● **What the task requires**
Locate the word "data" in the material, then show every line that holds it.

● **Records supplied**
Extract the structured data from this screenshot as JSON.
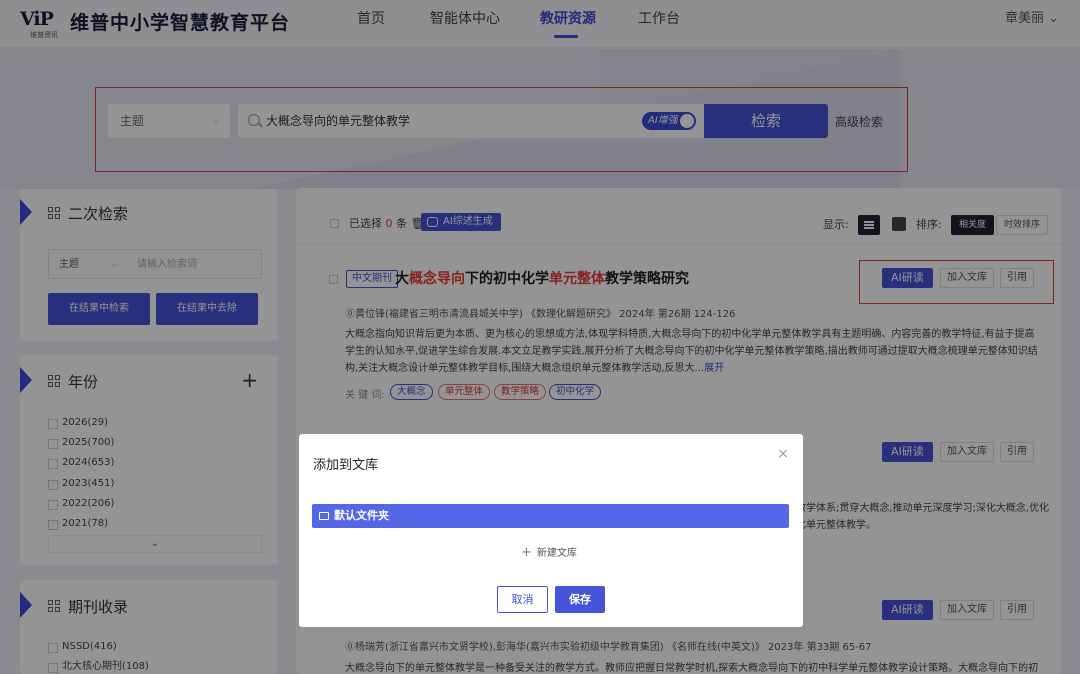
{
  "header": {
    "logo_mark": "ViP",
    "logo_sub": "维普资讯",
    "title": "维普中小学智慧教育平台",
    "nav": [
      "首页",
      "智能体中心",
      "教研资源",
      "工作台"
    ],
    "active_nav": "教研资源",
    "user": "章美丽 ⌄"
  },
  "search": {
    "subject": "主题",
    "query": "大概念导向的单元整体教学",
    "ai_toggle": "AI增强",
    "button": "检索",
    "advanced": "高级检索"
  },
  "sidebar": {
    "secondary": {
      "title": "二次检索",
      "field": "主题",
      "placeholder": "请输入检索词",
      "btn_in": "在结果中检索",
      "btn_out": "在结果中去除"
    },
    "year": {
      "title": "年份",
      "items": [
        "2026(29)",
        "2025(700)",
        "2024(653)",
        "2023(451)",
        "2022(206)",
        "2021(78)"
      ]
    },
    "journal": {
      "title": "期刊收录",
      "items": [
        "NSSD(416)",
        "北大核心期刊(108)"
      ]
    }
  },
  "toolbar": {
    "selected_prefix": "已选择",
    "selected_count": "0",
    "selected_suffix": "条",
    "ai_summary": "AI综述生成",
    "display_label": "显示:",
    "sort_label": "排序:",
    "sort_relevance": "相关度",
    "sort_time": "时效排序"
  },
  "results": [
    {
      "tag": "中文期刊",
      "title_parts": [
        "大",
        "概念导向",
        "下的初中化学",
        "单元整体",
        "教学策略研究"
      ],
      "meta": "⓪黄位锋(福建省三明市清流县城关中学)   《数理化解题研究》   2024年 第26期 124-126",
      "abstract": "大概念指向知识背后更为本质、更为核心的思想或方法,体现学科特质,大概念导向下的初中化学单元整体教学具有主题明确、内容完善的教学特征,有益于提高学生的认知水平,促进学生综合发展.本文立足教学实践,展开分析了大概念导向下的初中化学单元整体教学策略,描出教师可通过提取大概念梳理单元整体知识结构,关注大概念设计单元整体教学目标,围绕大概念组织单元整体教学活动,反思大...",
      "more": "展开",
      "kw_label": "关 键 词:",
      "keywords": [
        "大概念",
        "单元整体",
        "教学策略",
        "初中化学"
      ],
      "ai_read": "AI研读",
      "add_lib": "加入文库",
      "cite": "引用"
    },
    {
      "ai_read": "AI研读",
      "add_lib": "加入文库",
      "cite": "引用",
      "abstract_frag_1": "教学体系;贯穿大概念,推动单元深度学习;深化大概念,优化",
      "abstract_frag_2": "化单元整体教学。"
    },
    {
      "ai_read": "AI研读",
      "add_lib": "加入文库",
      "cite": "引用",
      "meta": "⓪杨瑞芳(浙江省嘉兴市文贤学校),彭海华(嘉兴市实验初级中学教育集团)   《名师在线(中英文)》   2023年 第33期 65-67",
      "abstract": "大概念导向下的单元整体教学是一种备受关注的教学方式。教师应把握日常教学时机,探索大概念导向下的初中科学单元整体教学设计策略。大概念导向下的初中科学单元整"
    }
  ],
  "modal": {
    "title": "添加到文库",
    "close": "×",
    "folder": "默认文件夹",
    "new_lib": "新建文库",
    "cancel": "取消",
    "save": "保存"
  },
  "colors": {
    "accent": "#4654d9",
    "highlight": "#e53935",
    "annotation_box": "#e53935"
  }
}
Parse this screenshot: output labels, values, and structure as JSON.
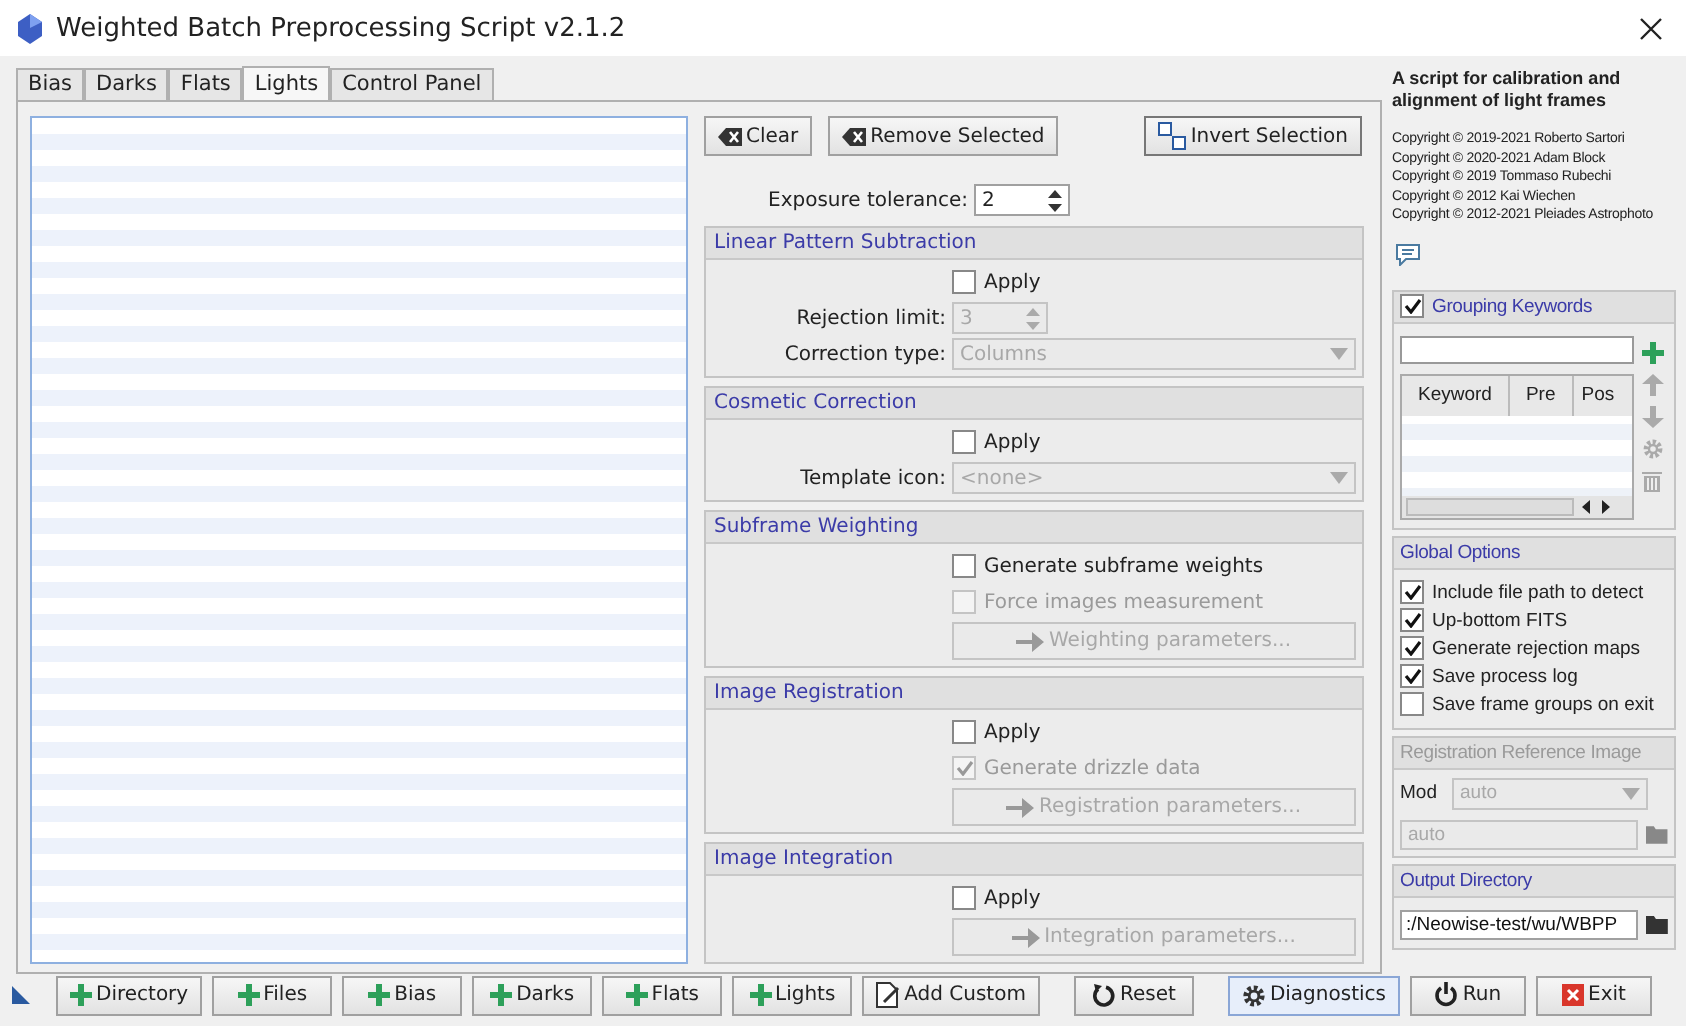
{
  "window": {
    "title": "Weighted Batch Preprocessing Script v2.1.2"
  },
  "tabs": [
    {
      "label": "Bias",
      "selected": false
    },
    {
      "label": "Darks",
      "selected": false
    },
    {
      "label": "Flats",
      "selected": false
    },
    {
      "label": "Lights",
      "selected": true
    },
    {
      "label": "Control Panel",
      "selected": false
    }
  ],
  "list_buttons": [
    {
      "label": "Clear",
      "kind": "clear"
    },
    {
      "label": "Remove Selected",
      "kind": "clear"
    },
    {
      "label": "Invert Selection",
      "kind": "invert"
    }
  ],
  "exposure_tolerance": {
    "label": "Exposure tolerance:",
    "value": "2"
  },
  "sections": [
    {
      "title": "Linear Pattern Subtraction",
      "items": [
        {
          "kind": "checkbox",
          "label": "Apply",
          "checked": false,
          "disabled": false
        },
        {
          "kind": "spin",
          "label": "Rejection limit:",
          "value": "3",
          "disabled": true
        },
        {
          "kind": "select",
          "label": "Correction type:",
          "value": "Columns",
          "disabled": true
        }
      ]
    },
    {
      "title": "Cosmetic Correction",
      "items": [
        {
          "kind": "checkbox",
          "label": "Apply",
          "checked": false,
          "disabled": false
        },
        {
          "kind": "select",
          "label": "Template icon:",
          "value": "<none>",
          "disabled": true
        }
      ]
    },
    {
      "title": "Subframe Weighting",
      "items": [
        {
          "kind": "checkbox",
          "label": "Generate subframe weights",
          "checked": false,
          "disabled": false
        },
        {
          "kind": "checkbox",
          "label": "Force images measurement",
          "checked": false,
          "disabled": true
        },
        {
          "kind": "button",
          "label": "Weighting parameters...",
          "disabled": true
        }
      ]
    },
    {
      "title": "Image Registration",
      "items": [
        {
          "kind": "checkbox",
          "label": "Apply",
          "checked": false,
          "disabled": false
        },
        {
          "kind": "checkbox",
          "label": "Generate drizzle data",
          "checked": true,
          "disabled": true
        },
        {
          "kind": "button",
          "label": "Registration parameters...",
          "disabled": true
        }
      ]
    },
    {
      "title": "Image Integration",
      "items": [
        {
          "kind": "checkbox",
          "label": "Apply",
          "checked": false,
          "disabled": false
        },
        {
          "kind": "button",
          "label": "Integration parameters...",
          "disabled": true
        }
      ]
    }
  ],
  "about": {
    "heading": "A script for calibration and alignment of light frames",
    "copyrights": [
      "Copyright © 2019-2021 Roberto Sartori",
      "Copyright © 2020-2021 Adam Block",
      "Copyright © 2019 Tommaso Rubechi",
      "Copyright © 2012 Kai Wiechen",
      "Copyright © 2012-2021 Pleiades Astrophoto"
    ]
  },
  "grouping_keywords": {
    "title": "Grouping Keywords",
    "checked": true,
    "columns": [
      "Keyword",
      "Pre",
      "Pos"
    ]
  },
  "global_options": {
    "title": "Global Options",
    "options": [
      {
        "label": "Include file path to detect",
        "checked": true
      },
      {
        "label": "Up-bottom FITS",
        "checked": true
      },
      {
        "label": "Generate rejection maps",
        "checked": true
      },
      {
        "label": "Save process log",
        "checked": true
      },
      {
        "label": "Save frame groups on exit",
        "checked": false
      }
    ]
  },
  "registration_reference": {
    "title": "Registration Reference Image",
    "disabled": true,
    "mode_label": "Mod",
    "mode_value": "auto",
    "path": "auto"
  },
  "output_directory": {
    "title": "Output Directory",
    "value": ":/Neowise-test/wu/WBPP"
  },
  "bottom_buttons": [
    {
      "label": "Directory",
      "kind": "add",
      "focused": false
    },
    {
      "label": "Files",
      "kind": "add",
      "focused": false
    },
    {
      "label": "Bias",
      "kind": "add",
      "focused": false
    },
    {
      "label": "Darks",
      "kind": "add",
      "focused": false
    },
    {
      "label": "Flats",
      "kind": "add",
      "focused": false
    },
    {
      "label": "Lights",
      "kind": "add",
      "focused": false
    },
    {
      "label": "Add Custom",
      "kind": "custom",
      "focused": false
    },
    {
      "label": "Reset",
      "kind": "reset",
      "focused": false
    },
    {
      "label": "Diagnostics",
      "kind": "diagnostics",
      "focused": true
    },
    {
      "label": "Run",
      "kind": "run",
      "focused": false
    },
    {
      "label": "Exit",
      "kind": "exit",
      "focused": false
    }
  ]
}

● **Problem solution**
Extract the structured data from this screenshot as JSON.
          "label": "Generate drizzle data",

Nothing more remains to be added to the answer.